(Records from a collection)
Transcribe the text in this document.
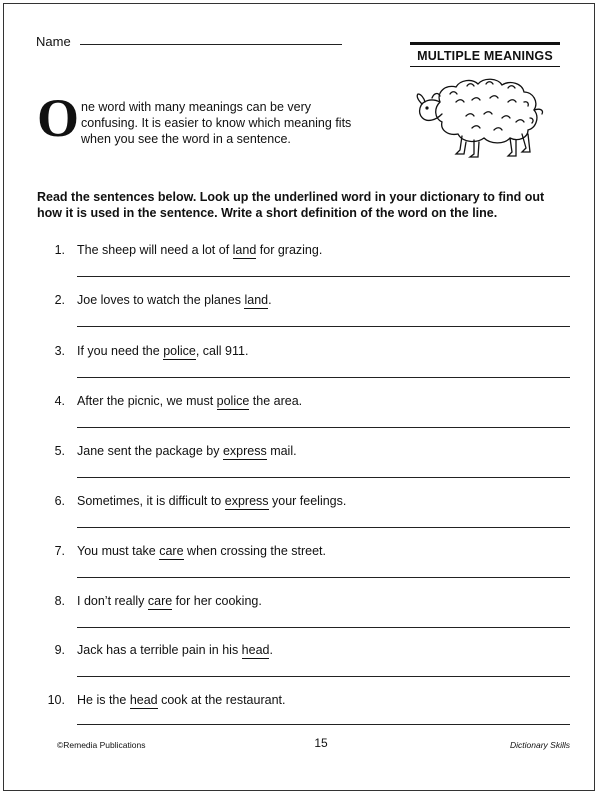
Name
MULTIPLE MEANINGS
O ne word with many meanings can be very confusing. It is easier to know which meaning fits when you see the word in a sentence.
Read the sentences below. Look up the underlined word in your dictionary to find out how it is used in the sentence. Write a short definition of the word on the line.
1. The sheep will need a lot of land for grazing.
2. Joe loves to watch the planes land.
3. If you need the police, call 911.
4. After the picnic, we must police the area.
5. Jane sent the package by express mail.
6. Sometimes, it is difficult to express your feelings.
7. You must take care when crossing the street.
8. I don’t really care for her cooking.
9. Jack has a terrible pain in his head.
10. He is the head cook at the restaurant.
©Remedia Publications	15	Dictionary Skills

■ Your task
Make an exact copy of the records shown above, without the pictures.

■ Exercise result
Transcribe the text in this document.
Name
MULTIPLE MEANINGS
O ne word with many meanings can be very confusing. It is easier to know which meaning fits when you see the word in a sentence.
Read the sentences below. Look up the underlined word in your dictionary to find out how it is used in the sentence. Write a short definition of the word on the line.
1. The sheep will need a lot of land for grazing.
2. Joe loves to watch the planes land.
3. If you need the police, call 911.
4. After the picnic, we must police the area.
5. Jane sent the package by express mail.
6. Sometimes, it is difficult to express your feelings.
7. You must take care when crossing the street.
8. I don’t really care for her cooking.
9. Jack has a terrible pain in his head.
10. He is the head cook at the restaurant.
©Remedia Publications	15	Dictionary Skills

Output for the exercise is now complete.